Your task: Look for "Hydrogen" in the listing below. Gather each line that contains it.

Data entries for graphics:
* * *

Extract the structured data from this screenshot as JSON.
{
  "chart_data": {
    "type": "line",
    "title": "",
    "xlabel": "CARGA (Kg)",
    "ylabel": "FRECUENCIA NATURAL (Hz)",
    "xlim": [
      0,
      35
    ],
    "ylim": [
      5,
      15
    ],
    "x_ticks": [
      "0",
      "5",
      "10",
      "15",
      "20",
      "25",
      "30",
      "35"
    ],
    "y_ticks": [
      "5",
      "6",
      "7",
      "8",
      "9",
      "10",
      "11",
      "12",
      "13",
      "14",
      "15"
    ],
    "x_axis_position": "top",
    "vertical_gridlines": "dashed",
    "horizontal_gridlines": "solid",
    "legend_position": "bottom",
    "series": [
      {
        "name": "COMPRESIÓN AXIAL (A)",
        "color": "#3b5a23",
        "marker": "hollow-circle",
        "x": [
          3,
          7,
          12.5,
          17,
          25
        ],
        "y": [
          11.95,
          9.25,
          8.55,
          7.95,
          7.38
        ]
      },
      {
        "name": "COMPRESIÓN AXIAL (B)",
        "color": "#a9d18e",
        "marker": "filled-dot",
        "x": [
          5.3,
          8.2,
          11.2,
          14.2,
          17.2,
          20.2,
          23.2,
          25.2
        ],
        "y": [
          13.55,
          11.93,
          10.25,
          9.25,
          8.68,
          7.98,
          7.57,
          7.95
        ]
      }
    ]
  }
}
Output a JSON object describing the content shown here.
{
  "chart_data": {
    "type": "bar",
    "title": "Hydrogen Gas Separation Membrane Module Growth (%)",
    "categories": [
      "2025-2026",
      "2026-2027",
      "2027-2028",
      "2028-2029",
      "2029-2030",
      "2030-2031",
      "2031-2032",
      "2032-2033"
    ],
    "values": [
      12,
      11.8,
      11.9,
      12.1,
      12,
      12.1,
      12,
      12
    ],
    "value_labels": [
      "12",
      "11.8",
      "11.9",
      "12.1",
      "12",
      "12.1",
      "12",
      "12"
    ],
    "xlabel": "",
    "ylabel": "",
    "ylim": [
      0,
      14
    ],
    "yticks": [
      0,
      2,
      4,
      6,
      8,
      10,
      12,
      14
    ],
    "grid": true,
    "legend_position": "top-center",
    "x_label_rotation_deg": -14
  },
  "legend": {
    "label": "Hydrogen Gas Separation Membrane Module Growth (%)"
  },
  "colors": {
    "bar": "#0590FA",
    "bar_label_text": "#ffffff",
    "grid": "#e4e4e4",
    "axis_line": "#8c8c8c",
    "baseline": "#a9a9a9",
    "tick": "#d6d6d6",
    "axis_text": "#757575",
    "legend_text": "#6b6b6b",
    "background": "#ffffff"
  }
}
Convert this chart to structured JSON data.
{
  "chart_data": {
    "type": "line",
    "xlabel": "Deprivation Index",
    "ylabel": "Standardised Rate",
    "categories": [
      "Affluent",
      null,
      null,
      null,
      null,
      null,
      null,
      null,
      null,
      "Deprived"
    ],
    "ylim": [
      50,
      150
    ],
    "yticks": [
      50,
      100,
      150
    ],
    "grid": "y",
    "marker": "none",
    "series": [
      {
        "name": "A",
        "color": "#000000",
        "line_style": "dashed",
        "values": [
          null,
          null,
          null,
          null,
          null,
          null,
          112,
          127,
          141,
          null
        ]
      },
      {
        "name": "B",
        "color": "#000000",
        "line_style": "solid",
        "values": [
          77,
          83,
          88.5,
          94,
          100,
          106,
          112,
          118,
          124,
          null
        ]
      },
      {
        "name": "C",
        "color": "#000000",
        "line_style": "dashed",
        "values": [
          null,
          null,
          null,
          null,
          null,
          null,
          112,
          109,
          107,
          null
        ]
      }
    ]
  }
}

* * *

Full response:
    "title": "Hydrogen Gas Separation Membrane Module Growth (%)",
    "label": "Hydrogen Gas Separation Membrane Module Growth (%)"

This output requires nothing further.